# start of Extracted information

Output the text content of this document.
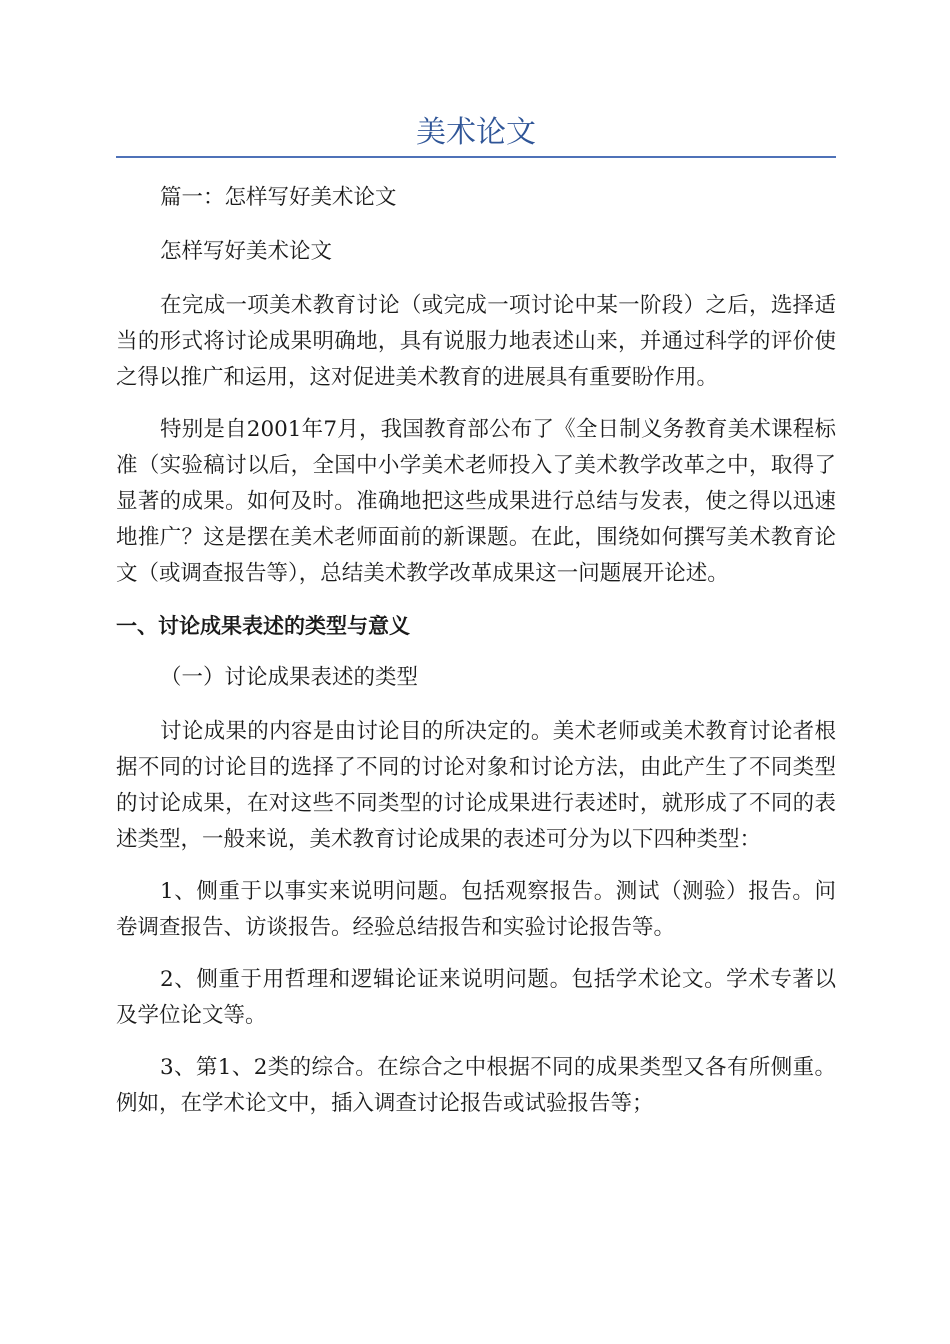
美术论文

篇一：怎样写好美术论文

怎样写好美术论文

在完成一项美术教育讨论（或完成一项讨论中某一阶段）之后，选择适当的形式将讨论成果明确地，具有说服力地表述山来，并通过科学的评价使之得以推广和运用，这对促进美术教育的进展具有重要盼作用。

特别是自2001年7月，我国教育部公布了《全日制义务教育美术课程标准（实验稿讨以后，全国中小学美术老师投入了美术教学改革之中，取得了显著的成果。如何及时。准确地把这些成果进行总结与发表，使之得以迅速地推广？这是摆在美术老师面前的新课题。在此，围绕如何撰写美术教育论文（或调查报告等），总结美术教学改革成果这一问题展开论述。

一、讨论成果表述的类型与意义

（一）讨论成果表述的类型

讨论成果的内容是由讨论目的所决定的。美术老师或美术教育讨论者根据不同的讨论目的选择了不同的讨论对象和讨论方法，由此产生了不同类型的讨论成果，在对这些不同类型的讨论成果进行表述时，就形成了不同的表述类型，一般来说，美术教育讨论成果的表述可分为以下四种类型：

1、侧重于以事实来说明问题。包括观察报告。测试（测验）报告。问卷调查报告、访谈报告。经验总结报告和实验讨论报告等。

2、侧重于用哲理和逻辑论证来说明问题。包括学术论文。学术专著以及学位论文等。

3、第1、2类的综合。在综合之中根据不同的成果类型又各有所侧重。例如，在学术论文中，插入调查讨论报告或试验报告等；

# end of Extracted information

Task details:
Repeat the material above in full and unchanged, minus its images.

Solution:
Output the text content of this document.
美术论文

篇一：怎样写好美术论文

怎样写好美术论文

在完成一项美术教育讨论（或完成一项讨论中某一阶段）之后，选择适当的形式将讨论成果明确地，具有说服力地表述山来，并通过科学的评价使之得以推广和运用，这对促进美术教育的进展具有重要盼作用。

特别是自2001年7月，我国教育部公布了《全日制义务教育美术课程标准（实验稿讨以后，全国中小学美术老师投入了美术教学改革之中，取得了显著的成果。如何及时。准确地把这些成果进行总结与发表，使之得以迅速地推广？这是摆在美术老师面前的新课题。在此，围绕如何撰写美术教育论文（或调查报告等），总结美术教学改革成果这一问题展开论述。

一、讨论成果表述的类型与意义

（一）讨论成果表述的类型

讨论成果的内容是由讨论目的所决定的。美术老师或美术教育讨论者根据不同的讨论目的选择了不同的讨论对象和讨论方法，由此产生了不同类型的讨论成果，在对这些不同类型的讨论成果进行表述时，就形成了不同的表述类型，一般来说，美术教育讨论成果的表述可分为以下四种类型：

1、侧重于以事实来说明问题。包括观察报告。测试（测验）报告。问卷调查报告、访谈报告。经验总结报告和实验讨论报告等。

2、侧重于用哲理和逻辑论证来说明问题。包括学术论文。学术专著以及学位论文等。

3、第1、2类的综合。在综合之中根据不同的成果类型又各有所侧重。例如，在学术论文中，插入调查讨论报告或试验报告等；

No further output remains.